-- GIVEN RECORDS --

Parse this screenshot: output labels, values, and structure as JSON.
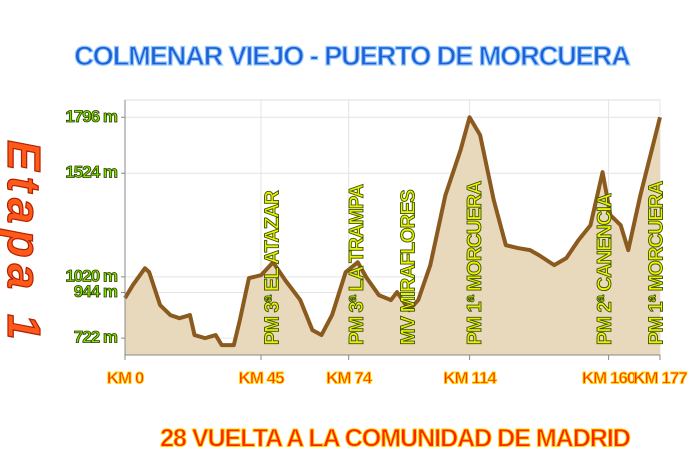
{
  "chart_data": {
    "type": "area",
    "title": "COLMENAR VIEJO - PUERTO DE MORCUERA",
    "caption": "28 VUELTA A LA COMUNIDAD DE MADRID",
    "stage_label": "Etapa 1",
    "x": [
      0,
      2.6,
      6.6,
      8,
      11.6,
      15,
      18,
      21.5,
      23,
      26.5,
      30,
      32,
      36,
      38,
      41,
      45,
      49,
      53,
      58,
      62,
      65,
      68.5,
      73,
      77,
      80,
      84,
      88,
      90,
      94,
      97,
      101,
      106,
      111,
      114,
      117.5,
      122,
      126,
      130,
      134,
      137,
      142,
      146,
      150,
      154,
      158,
      160.6,
      164,
      166.5,
      170.5,
      177
    ],
    "values": [
      917,
      980,
      1062,
      1043,
      883,
      834,
      819,
      834,
      737,
      722,
      737,
      688,
      688,
      810,
      1014,
      1028,
      1091,
      1004,
      907,
      761,
      737,
      834,
      1043,
      1091,
      1014,
      931,
      907,
      946,
      858,
      907,
      1077,
      1417,
      1636,
      1796,
      1709,
      1393,
      1174,
      1160,
      1150,
      1125,
      1077,
      1111,
      1198,
      1271,
      1529,
      1320,
      1271,
      1150,
      1417,
      1796
    ],
    "color": "#8a5a1e",
    "fill": "#e8d8bc",
    "xlim": [
      0,
      177
    ],
    "xticks": [
      {
        "value": 0,
        "label": "KM 0"
      },
      {
        "value": 45,
        "label": "KM 45"
      },
      {
        "value": 74,
        "label": "KM 74"
      },
      {
        "value": 114,
        "label": "KM 114"
      },
      {
        "value": 160,
        "label": "KM 160"
      },
      {
        "value": 177,
        "label": "KM 177"
      }
    ],
    "ylim": [
      640,
      1880
    ],
    "yticks": [
      {
        "value": 722,
        "label": "722 m"
      },
      {
        "value": 944,
        "label": "944 m"
      },
      {
        "value": 1020,
        "label": "1020 m"
      },
      {
        "value": 1524,
        "label": "1524 m"
      },
      {
        "value": 1796,
        "label": "1796 m"
      }
    ],
    "grid": true,
    "annotations": [
      {
        "text": "PM 3ª EL ATAZAR",
        "x": 49
      },
      {
        "text": "PM 3ª LA TRAMPA",
        "x": 77
      },
      {
        "text": "MV MIRAFLORES",
        "x": 94
      },
      {
        "text": "PM 1ª MORCUERA",
        "x": 116
      },
      {
        "text": "PM 2ª CANENCIA",
        "x": 159
      },
      {
        "text": "PM 1ª MORCUERA",
        "x": 176
      }
    ]
  }
}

-- SHORT PROBLEM --
Say how many lines in this listing hold the string "text", giving the count and nothing more.

-- WORKED SOLUTION --
6